EXERCISE DESCRIPTION: In the listing below, identify each line with the word "JSON" and return those lines.

EXERCISE MATERIAL:
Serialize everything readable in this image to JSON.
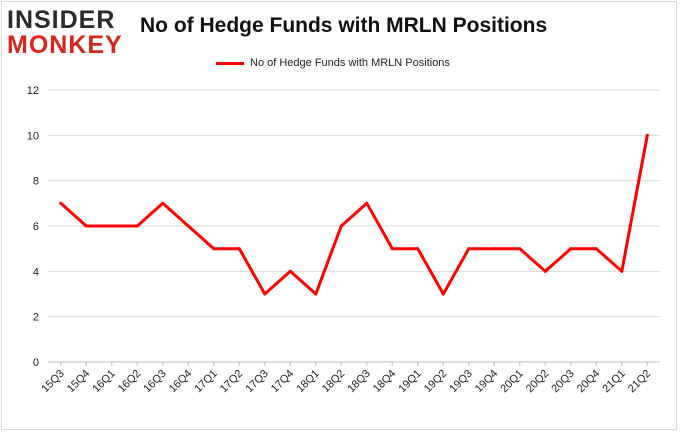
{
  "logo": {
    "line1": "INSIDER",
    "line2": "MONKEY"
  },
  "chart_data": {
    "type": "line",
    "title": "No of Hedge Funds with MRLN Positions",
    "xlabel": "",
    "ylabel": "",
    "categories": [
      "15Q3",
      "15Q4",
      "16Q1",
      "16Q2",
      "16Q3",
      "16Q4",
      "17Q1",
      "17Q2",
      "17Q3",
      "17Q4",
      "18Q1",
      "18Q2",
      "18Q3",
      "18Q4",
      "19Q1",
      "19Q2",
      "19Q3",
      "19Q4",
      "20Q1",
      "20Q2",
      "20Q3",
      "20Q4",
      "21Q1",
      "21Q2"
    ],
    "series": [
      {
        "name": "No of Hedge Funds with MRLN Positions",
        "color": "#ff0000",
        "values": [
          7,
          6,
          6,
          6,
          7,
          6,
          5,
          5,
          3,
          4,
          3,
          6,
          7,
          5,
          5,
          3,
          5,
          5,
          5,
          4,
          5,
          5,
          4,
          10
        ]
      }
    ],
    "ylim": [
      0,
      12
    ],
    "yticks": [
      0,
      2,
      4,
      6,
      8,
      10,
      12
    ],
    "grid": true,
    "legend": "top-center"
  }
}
---
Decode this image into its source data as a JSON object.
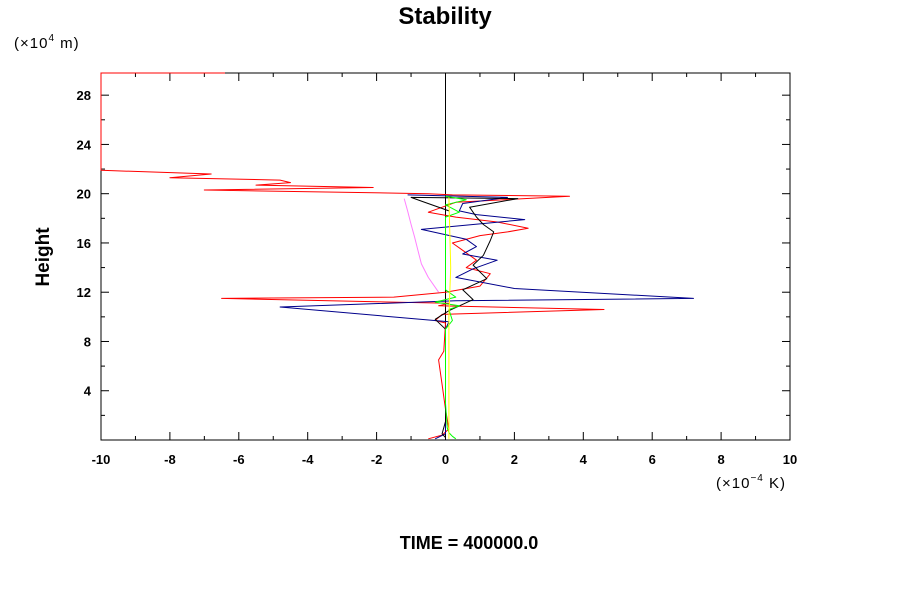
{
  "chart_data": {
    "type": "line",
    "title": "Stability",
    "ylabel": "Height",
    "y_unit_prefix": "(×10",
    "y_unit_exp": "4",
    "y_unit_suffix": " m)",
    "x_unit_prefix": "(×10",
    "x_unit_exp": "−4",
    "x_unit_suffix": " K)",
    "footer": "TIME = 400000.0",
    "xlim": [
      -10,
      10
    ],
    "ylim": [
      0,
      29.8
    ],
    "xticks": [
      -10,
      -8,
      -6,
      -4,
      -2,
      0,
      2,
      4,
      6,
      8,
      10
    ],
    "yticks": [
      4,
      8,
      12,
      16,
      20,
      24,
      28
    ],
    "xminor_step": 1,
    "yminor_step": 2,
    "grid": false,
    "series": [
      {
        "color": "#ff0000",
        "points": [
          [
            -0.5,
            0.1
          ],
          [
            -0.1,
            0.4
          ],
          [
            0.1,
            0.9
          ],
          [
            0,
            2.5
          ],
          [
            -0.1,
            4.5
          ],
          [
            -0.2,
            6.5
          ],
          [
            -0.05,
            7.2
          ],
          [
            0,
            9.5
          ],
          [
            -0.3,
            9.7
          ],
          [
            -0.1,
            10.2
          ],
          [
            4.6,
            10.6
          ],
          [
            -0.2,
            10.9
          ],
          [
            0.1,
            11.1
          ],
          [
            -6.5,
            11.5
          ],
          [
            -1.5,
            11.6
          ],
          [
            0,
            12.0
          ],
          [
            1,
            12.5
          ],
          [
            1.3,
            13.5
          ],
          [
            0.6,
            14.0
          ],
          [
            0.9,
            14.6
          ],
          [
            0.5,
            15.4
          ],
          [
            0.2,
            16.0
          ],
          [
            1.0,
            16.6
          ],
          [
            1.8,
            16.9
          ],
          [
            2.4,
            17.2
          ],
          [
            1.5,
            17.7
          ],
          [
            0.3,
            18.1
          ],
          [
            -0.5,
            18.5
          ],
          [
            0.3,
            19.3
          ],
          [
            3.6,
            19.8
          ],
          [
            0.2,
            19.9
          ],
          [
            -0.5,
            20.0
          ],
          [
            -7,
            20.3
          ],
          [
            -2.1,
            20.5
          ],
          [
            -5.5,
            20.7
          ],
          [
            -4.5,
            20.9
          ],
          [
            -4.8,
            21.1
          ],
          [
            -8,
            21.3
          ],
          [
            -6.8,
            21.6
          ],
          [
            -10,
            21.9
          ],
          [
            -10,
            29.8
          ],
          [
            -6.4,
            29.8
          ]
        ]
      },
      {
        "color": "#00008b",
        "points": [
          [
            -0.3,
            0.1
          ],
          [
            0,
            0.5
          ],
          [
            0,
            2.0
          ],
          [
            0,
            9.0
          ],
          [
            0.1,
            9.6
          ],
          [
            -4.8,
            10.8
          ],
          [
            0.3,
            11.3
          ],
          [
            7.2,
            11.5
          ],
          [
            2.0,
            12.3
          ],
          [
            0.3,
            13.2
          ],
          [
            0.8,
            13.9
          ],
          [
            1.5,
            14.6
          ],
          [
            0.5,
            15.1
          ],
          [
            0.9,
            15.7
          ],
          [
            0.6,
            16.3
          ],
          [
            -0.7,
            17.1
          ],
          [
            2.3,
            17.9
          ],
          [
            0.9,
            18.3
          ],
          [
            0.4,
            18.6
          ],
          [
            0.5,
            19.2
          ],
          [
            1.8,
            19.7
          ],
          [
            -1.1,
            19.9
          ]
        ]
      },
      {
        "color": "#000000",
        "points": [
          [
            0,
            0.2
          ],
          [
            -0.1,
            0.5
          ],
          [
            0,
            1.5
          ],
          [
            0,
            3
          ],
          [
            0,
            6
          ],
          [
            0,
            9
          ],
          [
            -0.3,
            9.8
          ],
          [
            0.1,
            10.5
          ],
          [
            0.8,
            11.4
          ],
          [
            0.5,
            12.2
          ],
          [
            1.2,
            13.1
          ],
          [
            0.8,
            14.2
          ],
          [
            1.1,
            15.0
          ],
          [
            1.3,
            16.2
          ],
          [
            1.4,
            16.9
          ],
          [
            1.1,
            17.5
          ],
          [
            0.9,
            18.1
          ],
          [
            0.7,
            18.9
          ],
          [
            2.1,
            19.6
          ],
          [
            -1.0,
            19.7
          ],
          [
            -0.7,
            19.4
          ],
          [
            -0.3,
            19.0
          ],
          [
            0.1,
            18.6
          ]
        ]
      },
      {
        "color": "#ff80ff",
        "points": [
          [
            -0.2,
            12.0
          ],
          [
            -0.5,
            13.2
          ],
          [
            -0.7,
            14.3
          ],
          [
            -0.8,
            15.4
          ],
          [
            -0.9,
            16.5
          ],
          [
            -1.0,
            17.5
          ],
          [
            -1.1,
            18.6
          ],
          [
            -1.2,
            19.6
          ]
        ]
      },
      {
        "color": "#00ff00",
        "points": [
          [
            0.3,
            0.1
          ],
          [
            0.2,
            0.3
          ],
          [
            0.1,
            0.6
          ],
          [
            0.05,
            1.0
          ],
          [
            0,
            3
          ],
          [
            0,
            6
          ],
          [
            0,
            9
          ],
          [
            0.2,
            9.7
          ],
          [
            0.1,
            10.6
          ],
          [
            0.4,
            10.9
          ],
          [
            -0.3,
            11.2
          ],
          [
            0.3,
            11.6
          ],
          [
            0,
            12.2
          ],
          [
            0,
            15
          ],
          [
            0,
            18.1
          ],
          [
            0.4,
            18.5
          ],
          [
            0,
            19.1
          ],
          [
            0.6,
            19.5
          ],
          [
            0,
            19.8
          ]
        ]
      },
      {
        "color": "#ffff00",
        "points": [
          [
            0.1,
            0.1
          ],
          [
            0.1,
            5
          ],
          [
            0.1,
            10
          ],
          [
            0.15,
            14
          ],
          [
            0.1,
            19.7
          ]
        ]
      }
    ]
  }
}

OUTPUT BELOW:
Serialize everything readable in this image to JSON.
Decode this image into its source data as a JSON object.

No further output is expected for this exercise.